§ **Set task**
Check each line for the string "党建联络员". Give only the count of lines that have it.
---
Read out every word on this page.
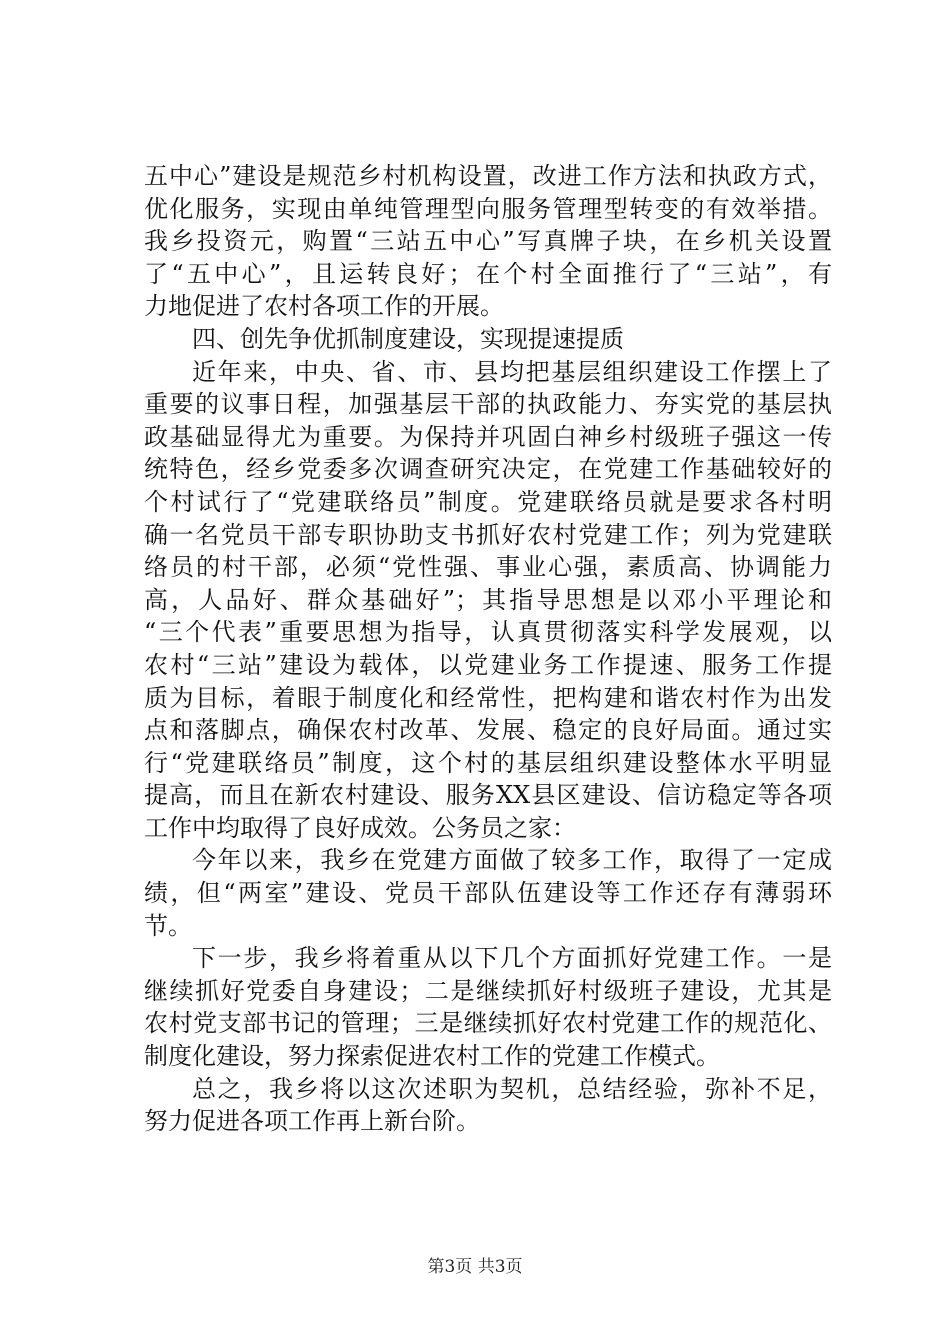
五中心”建设是规范乡村机构设置，改进工作方法和执政方式，
优化服务，实现由单纯管理型向服务管理型转变的有效举措。
我乡投资元，购置“三站五中心”写真牌子块，在乡机关设置
了“五中心”，且运转良好；在个村全面推行了“三站”，有
力地促进了农村各项工作的开展。
四、创先争优抓制度建设，实现提速提质
近年来，中央、省、市、县均把基层组织建设工作摆上了
重要的议事日程，加强基层干部的执政能力、夯实党的基层执
政基础显得尤为重要。为保持并巩固白神乡村级班子强这一传
统特色，经乡党委多次调查研究决定，在党建工作基础较好的
个村试行了“党建联络员”制度。党建联络员就是要求各村明
确一名党员干部专职协助支书抓好农村党建工作；列为党建联
络员的村干部，必须“党性强、事业心强，素质高、协调能力
高，人品好、群众基础好”；其指导思想是以邓小平理论和
“三个代表”重要思想为指导，认真贯彻落实科学发展观，以
农村“三站”建设为载体，以党建业务工作提速、服务工作提
质为目标，着眼于制度化和经常性，把构建和谐农村作为出发
点和落脚点，确保农村改革、发展、稳定的良好局面。通过实
行“党建联络员”制度，这个村的基层组织建设整体水平明显
提高，而且在新农村建设、服务XX县区建设、信访稳定等各项
工作中均取得了良好成效。公务员之家：
今年以来，我乡在党建方面做了较多工作，取得了一定成
绩，但“两室”建设、党员干部队伍建设等工作还存有薄弱环
节。
下一步，我乡将着重从以下几个方面抓好党建工作。一是
继续抓好党委自身建设；二是继续抓好村级班子建设，尤其是
农村党支部书记的管理；三是继续抓好农村党建工作的规范化、
制度化建设，努力探索促进农村工作的党建工作模式。
总之，我乡将以这次述职为契机，总结经验，弥补不足，
努力促进各项工作再上新台阶。
第3页 共3页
---
§ **Solution for this task**
2